## What you will do
Can you transcribe every entry word for word, skipping the images?

(Entries with figure data)
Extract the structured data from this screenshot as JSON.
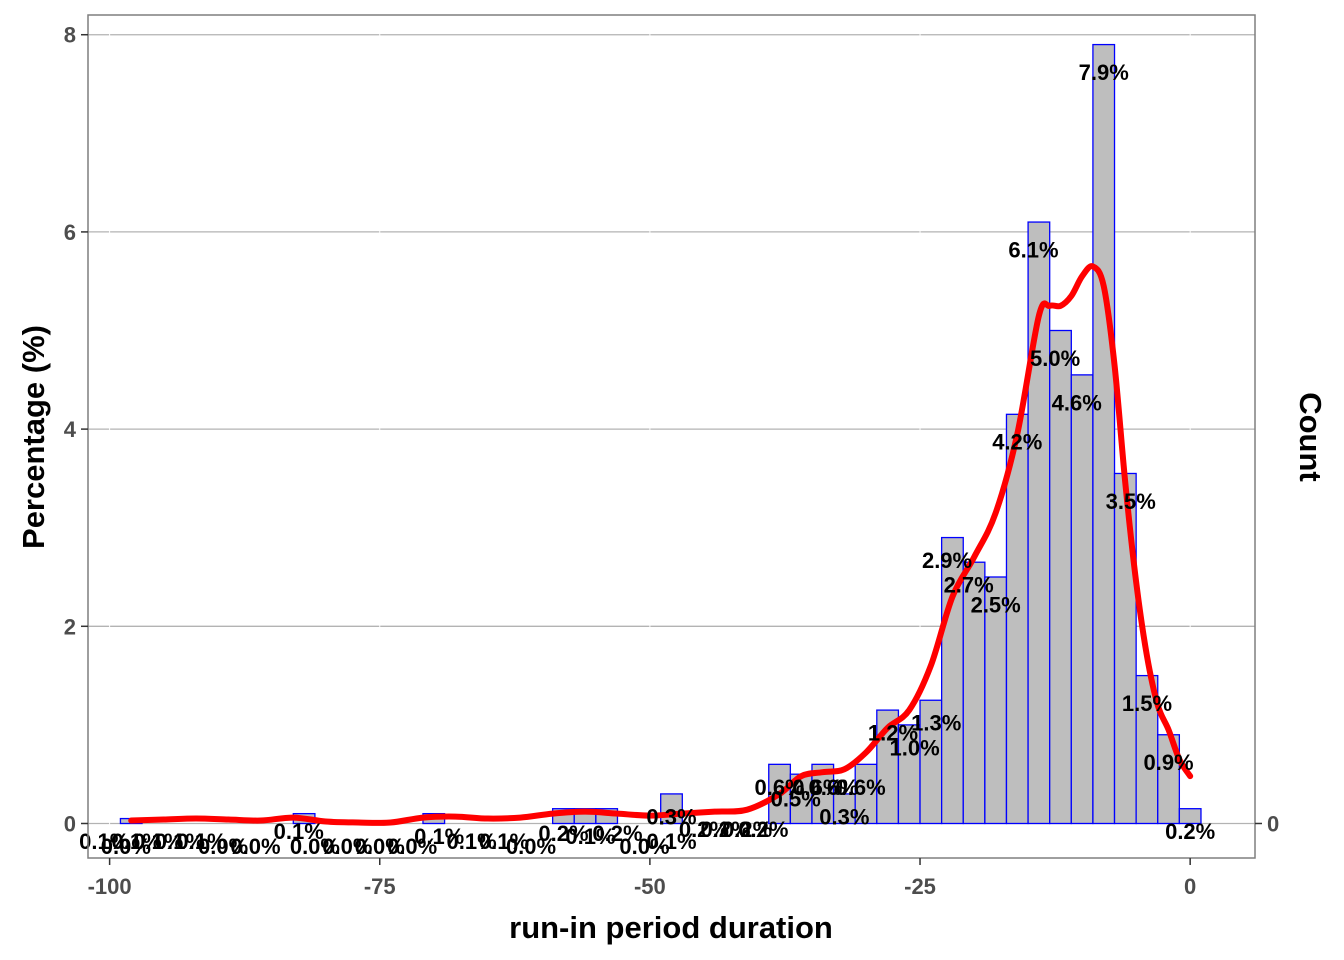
{
  "chart_data": {
    "type": "bar",
    "xlabel": "run-in period duration",
    "ylabel": "Percentage (%)",
    "ylabel_right": "Count",
    "xlim": [
      -102,
      6
    ],
    "ylim": [
      -0.35,
      8.2
    ],
    "x_ticks": [
      -100,
      -75,
      -50,
      -25,
      0
    ],
    "x_tick_labels": [
      "-100",
      "-75",
      "-50",
      "-25",
      "0"
    ],
    "y_ticks": [
      0,
      2,
      4,
      6,
      8
    ],
    "y_tick_labels": [
      "0",
      "2",
      "4",
      "6",
      "8"
    ],
    "y_right_ticks": [
      0
    ],
    "y_right_tick_labels": [
      "0"
    ],
    "grid": true,
    "bin_width": 2,
    "bars": [
      {
        "x": -98,
        "value": 0.05
      },
      {
        "x": -82,
        "value": 0.1
      },
      {
        "x": -70,
        "value": 0.1
      },
      {
        "x": -58,
        "value": 0.15
      },
      {
        "x": -56,
        "value": 0.15
      },
      {
        "x": -54,
        "value": 0.15
      },
      {
        "x": -48,
        "value": 0.3
      },
      {
        "x": -38,
        "value": 0.6
      },
      {
        "x": -36,
        "value": 0.5
      },
      {
        "x": -34,
        "value": 0.6
      },
      {
        "x": -32,
        "value": 0.3
      },
      {
        "x": -30,
        "value": 0.6
      },
      {
        "x": -28,
        "value": 1.15
      },
      {
        "x": -26,
        "value": 1.0
      },
      {
        "x": -24,
        "value": 1.25
      },
      {
        "x": -22,
        "value": 2.9
      },
      {
        "x": -20,
        "value": 2.65
      },
      {
        "x": -18,
        "value": 2.5
      },
      {
        "x": -16,
        "value": 4.15
      },
      {
        "x": -14,
        "value": 6.1
      },
      {
        "x": -12,
        "value": 5.0
      },
      {
        "x": -10,
        "value": 4.55
      },
      {
        "x": -8,
        "value": 7.9
      },
      {
        "x": -6,
        "value": 3.55
      },
      {
        "x": -4,
        "value": 1.5
      },
      {
        "x": -2,
        "value": 0.9
      },
      {
        "x": 0,
        "value": 0.15
      }
    ],
    "labels": [
      {
        "x": -100.5,
        "y": -0.2,
        "text": "0.1%"
      },
      {
        "x": -98.5,
        "y": -0.25,
        "text": "0.0%"
      },
      {
        "x": -97.5,
        "y": -0.2,
        "text": "0.1%"
      },
      {
        "x": -95.5,
        "y": -0.2,
        "text": "0.1%"
      },
      {
        "x": -93.5,
        "y": -0.2,
        "text": "0.1%"
      },
      {
        "x": -91.5,
        "y": -0.2,
        "text": "0.1%"
      },
      {
        "x": -89.5,
        "y": -0.25,
        "text": "0.0%"
      },
      {
        "x": -86.5,
        "y": -0.25,
        "text": "0.0%"
      },
      {
        "x": -82.5,
        "y": -0.1,
        "text": "0.1%"
      },
      {
        "x": -81,
        "y": -0.25,
        "text": "0.0%"
      },
      {
        "x": -78,
        "y": -0.25,
        "text": "0.0%"
      },
      {
        "x": -75,
        "y": -0.25,
        "text": "0.0%"
      },
      {
        "x": -72,
        "y": -0.25,
        "text": "0.0%"
      },
      {
        "x": -69.5,
        "y": -0.15,
        "text": "0.1%"
      },
      {
        "x": -66.5,
        "y": -0.2,
        "text": "0.1%"
      },
      {
        "x": -63.5,
        "y": -0.2,
        "text": "0.1%"
      },
      {
        "x": -61,
        "y": -0.25,
        "text": "0.0%"
      },
      {
        "x": -58,
        "y": -0.12,
        "text": "0.2%"
      },
      {
        "x": -55.5,
        "y": -0.15,
        "text": "0.1%"
      },
      {
        "x": -53,
        "y": -0.12,
        "text": "0.2%"
      },
      {
        "x": -50.5,
        "y": -0.25,
        "text": "0.0%"
      },
      {
        "x": -48,
        "y": 0.05,
        "text": "0.3%"
      },
      {
        "x": -48,
        "y": -0.2,
        "text": "0.1%"
      },
      {
        "x": -45,
        "y": -0.08,
        "text": "0.2%"
      },
      {
        "x": -43,
        "y": -0.08,
        "text": "0.2%"
      },
      {
        "x": -41,
        "y": -0.08,
        "text": "0.2%"
      },
      {
        "x": -39.5,
        "y": -0.08,
        "text": "0.2%"
      },
      {
        "x": -38,
        "y": 0.35,
        "text": "0.6%"
      },
      {
        "x": -36.5,
        "y": 0.23,
        "text": "0.5%"
      },
      {
        "x": -34.5,
        "y": 0.35,
        "text": "0.6%"
      },
      {
        "x": -33,
        "y": 0.35,
        "text": "0.6%"
      },
      {
        "x": -32,
        "y": 0.05,
        "text": "0.3%"
      },
      {
        "x": -30.5,
        "y": 0.35,
        "text": "0.6%"
      },
      {
        "x": -27.5,
        "y": 0.9,
        "text": "1.2%"
      },
      {
        "x": -25.5,
        "y": 0.75,
        "text": "1.0%"
      },
      {
        "x": -23.5,
        "y": 1.0,
        "text": "1.3%"
      },
      {
        "x": -22.5,
        "y": 2.65,
        "text": "2.9%"
      },
      {
        "x": -20.5,
        "y": 2.4,
        "text": "2.7%"
      },
      {
        "x": -18,
        "y": 2.2,
        "text": "2.5%"
      },
      {
        "x": -16,
        "y": 3.85,
        "text": "4.2%"
      },
      {
        "x": -14.5,
        "y": 5.8,
        "text": "6.1%"
      },
      {
        "x": -12.5,
        "y": 4.7,
        "text": "5.0%"
      },
      {
        "x": -10.5,
        "y": 4.25,
        "text": "4.6%"
      },
      {
        "x": -8,
        "y": 7.6,
        "text": "7.9%"
      },
      {
        "x": -5.5,
        "y": 3.25,
        "text": "3.5%"
      },
      {
        "x": -4,
        "y": 1.2,
        "text": "1.5%"
      },
      {
        "x": -2,
        "y": 0.6,
        "text": "0.9%"
      },
      {
        "x": 0,
        "y": -0.1,
        "text": "0.2%"
      }
    ],
    "density_curve": {
      "color": "#ff0000",
      "x": [
        -98,
        -95,
        -92,
        -89,
        -86,
        -83,
        -80,
        -77,
        -74,
        -71,
        -68,
        -65,
        -62,
        -59,
        -56,
        -53,
        -50,
        -47,
        -44,
        -41,
        -38,
        -36,
        -34,
        -32,
        -30,
        -28,
        -26,
        -24,
        -22,
        -20,
        -18,
        -16,
        -14,
        -13,
        -12,
        -11,
        -10,
        -9,
        -8,
        -7,
        -6,
        -5,
        -4,
        -3,
        -2,
        -1,
        0
      ],
      "y": [
        0.03,
        0.04,
        0.05,
        0.04,
        0.03,
        0.06,
        0.02,
        0.01,
        0.01,
        0.06,
        0.07,
        0.05,
        0.06,
        0.1,
        0.12,
        0.1,
        0.08,
        0.1,
        0.12,
        0.14,
        0.3,
        0.48,
        0.52,
        0.55,
        0.72,
        0.97,
        1.15,
        1.6,
        2.3,
        2.7,
        3.15,
        3.95,
        5.15,
        5.25,
        5.25,
        5.35,
        5.55,
        5.65,
        5.45,
        4.65,
        3.45,
        2.45,
        1.7,
        1.2,
        0.95,
        0.65,
        0.48
      ]
    },
    "bar_fill": "#bebebe",
    "bar_stroke": "#0000ff"
  }
}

## Completed task
Extract the structured data from this screenshot as JSON.
{
  "chart_data": {
    "type": "bar",
    "xlabel": "run-in period duration",
    "ylabel": "Percentage (%)",
    "ylabel_right": "Count",
    "xlim": [
      -102,
      6
    ],
    "ylim": [
      -0.35,
      8.2
    ],
    "x_ticks": [
      -100,
      -75,
      -50,
      -25,
      0
    ],
    "x_tick_labels": [
      "-100",
      "-75",
      "-50",
      "-25",
      "0"
    ],
    "y_ticks": [
      0,
      2,
      4,
      6,
      8
    ],
    "y_tick_labels": [
      "0",
      "2",
      "4",
      "6",
      "8"
    ],
    "y_right_ticks": [
      0
    ],
    "y_right_tick_labels": [
      "0"
    ],
    "grid": true,
    "bin_width": 2,
    "bars": [
      {
        "x": -98,
        "value": 0.05
      },
      {
        "x": -82,
        "value": 0.1
      },
      {
        "x": -70,
        "value": 0.1
      },
      {
        "x": -58,
        "value": 0.15
      },
      {
        "x": -56,
        "value": 0.15
      },
      {
        "x": -54,
        "value": 0.15
      },
      {
        "x": -48,
        "value": 0.3
      },
      {
        "x": -38,
        "value": 0.6
      },
      {
        "x": -36,
        "value": 0.5
      },
      {
        "x": -34,
        "value": 0.6
      },
      {
        "x": -32,
        "value": 0.3
      },
      {
        "x": -30,
        "value": 0.6
      },
      {
        "x": -28,
        "value": 1.15
      },
      {
        "x": -26,
        "value": 1.0
      },
      {
        "x": -24,
        "value": 1.25
      },
      {
        "x": -22,
        "value": 2.9
      },
      {
        "x": -20,
        "value": 2.65
      },
      {
        "x": -18,
        "value": 2.5
      },
      {
        "x": -16,
        "value": 4.15
      },
      {
        "x": -14,
        "value": 6.1
      },
      {
        "x": -12,
        "value": 5.0
      },
      {
        "x": -10,
        "value": 4.55
      },
      {
        "x": -8,
        "value": 7.9
      },
      {
        "x": -6,
        "value": 3.55
      },
      {
        "x": -4,
        "value": 1.5
      },
      {
        "x": -2,
        "value": 0.9
      },
      {
        "x": 0,
        "value": 0.15
      }
    ],
    "labels": [
      {
        "x": -100.5,
        "y": -0.2,
        "text": "0.1%"
      },
      {
        "x": -98.5,
        "y": -0.25,
        "text": "0.0%"
      },
      {
        "x": -97.5,
        "y": -0.2,
        "text": "0.1%"
      },
      {
        "x": -95.5,
        "y": -0.2,
        "text": "0.1%"
      },
      {
        "x": -93.5,
        "y": -0.2,
        "text": "0.1%"
      },
      {
        "x": -91.5,
        "y": -0.2,
        "text": "0.1%"
      },
      {
        "x": -89.5,
        "y": -0.25,
        "text": "0.0%"
      },
      {
        "x": -86.5,
        "y": -0.25,
        "text": "0.0%"
      },
      {
        "x": -82.5,
        "y": -0.1,
        "text": "0.1%"
      },
      {
        "x": -81,
        "y": -0.25,
        "text": "0.0%"
      },
      {
        "x": -78,
        "y": -0.25,
        "text": "0.0%"
      },
      {
        "x": -75,
        "y": -0.25,
        "text": "0.0%"
      },
      {
        "x": -72,
        "y": -0.25,
        "text": "0.0%"
      },
      {
        "x": -69.5,
        "y": -0.15,
        "text": "0.1%"
      },
      {
        "x": -66.5,
        "y": -0.2,
        "text": "0.1%"
      },
      {
        "x": -63.5,
        "y": -0.2,
        "text": "0.1%"
      },
      {
        "x": -61,
        "y": -0.25,
        "text": "0.0%"
      },
      {
        "x": -58,
        "y": -0.12,
        "text": "0.2%"
      },
      {
        "x": -55.5,
        "y": -0.15,
        "text": "0.1%"
      },
      {
        "x": -53,
        "y": -0.12,
        "text": "0.2%"
      },
      {
        "x": -50.5,
        "y": -0.25,
        "text": "0.0%"
      },
      {
        "x": -48,
        "y": 0.05,
        "text": "0.3%"
      },
      {
        "x": -48,
        "y": -0.2,
        "text": "0.1%"
      },
      {
        "x": -45,
        "y": -0.08,
        "text": "0.2%"
      },
      {
        "x": -43,
        "y": -0.08,
        "text": "0.2%"
      },
      {
        "x": -41,
        "y": -0.08,
        "text": "0.2%"
      },
      {
        "x": -39.5,
        "y": -0.08,
        "text": "0.2%"
      },
      {
        "x": -38,
        "y": 0.35,
        "text": "0.6%"
      },
      {
        "x": -36.5,
        "y": 0.23,
        "text": "0.5%"
      },
      {
        "x": -34.5,
        "y": 0.35,
        "text": "0.6%"
      },
      {
        "x": -33,
        "y": 0.35,
        "text": "0.6%"
      },
      {
        "x": -32,
        "y": 0.05,
        "text": "0.3%"
      },
      {
        "x": -30.5,
        "y": 0.35,
        "text": "0.6%"
      },
      {
        "x": -27.5,
        "y": 0.9,
        "text": "1.2%"
      },
      {
        "x": -25.5,
        "y": 0.75,
        "text": "1.0%"
      },
      {
        "x": -23.5,
        "y": 1.0,
        "text": "1.3%"
      },
      {
        "x": -22.5,
        "y": 2.65,
        "text": "2.9%"
      },
      {
        "x": -20.5,
        "y": 2.4,
        "text": "2.7%"
      },
      {
        "x": -18,
        "y": 2.2,
        "text": "2.5%"
      },
      {
        "x": -16,
        "y": 3.85,
        "text": "4.2%"
      },
      {
        "x": -14.5,
        "y": 5.8,
        "text": "6.1%"
      },
      {
        "x": -12.5,
        "y": 4.7,
        "text": "5.0%"
      },
      {
        "x": -10.5,
        "y": 4.25,
        "text": "4.6%"
      },
      {
        "x": -8,
        "y": 7.6,
        "text": "7.9%"
      },
      {
        "x": -5.5,
        "y": 3.25,
        "text": "3.5%"
      },
      {
        "x": -4,
        "y": 1.2,
        "text": "1.5%"
      },
      {
        "x": -2,
        "y": 0.6,
        "text": "0.9%"
      },
      {
        "x": 0,
        "y": -0.1,
        "text": "0.2%"
      }
    ],
    "density_curve": {
      "color": "#ff0000",
      "x": [
        -98,
        -95,
        -92,
        -89,
        -86,
        -83,
        -80,
        -77,
        -74,
        -71,
        -68,
        -65,
        -62,
        -59,
        -56,
        -53,
        -50,
        -47,
        -44,
        -41,
        -38,
        -36,
        -34,
        -32,
        -30,
        -28,
        -26,
        -24,
        -22,
        -20,
        -18,
        -16,
        -14,
        -13,
        -12,
        -11,
        -10,
        -9,
        -8,
        -7,
        -6,
        -5,
        -4,
        -3,
        -2,
        -1,
        0
      ],
      "y": [
        0.03,
        0.04,
        0.05,
        0.04,
        0.03,
        0.06,
        0.02,
        0.01,
        0.01,
        0.06,
        0.07,
        0.05,
        0.06,
        0.1,
        0.12,
        0.1,
        0.08,
        0.1,
        0.12,
        0.14,
        0.3,
        0.48,
        0.52,
        0.55,
        0.72,
        0.97,
        1.15,
        1.6,
        2.3,
        2.7,
        3.15,
        3.95,
        5.15,
        5.25,
        5.25,
        5.35,
        5.55,
        5.65,
        5.45,
        4.65,
        3.45,
        2.45,
        1.7,
        1.2,
        0.95,
        0.65,
        0.48
      ]
    },
    "bar_fill": "#bebebe",
    "bar_stroke": "#0000ff"
  }
}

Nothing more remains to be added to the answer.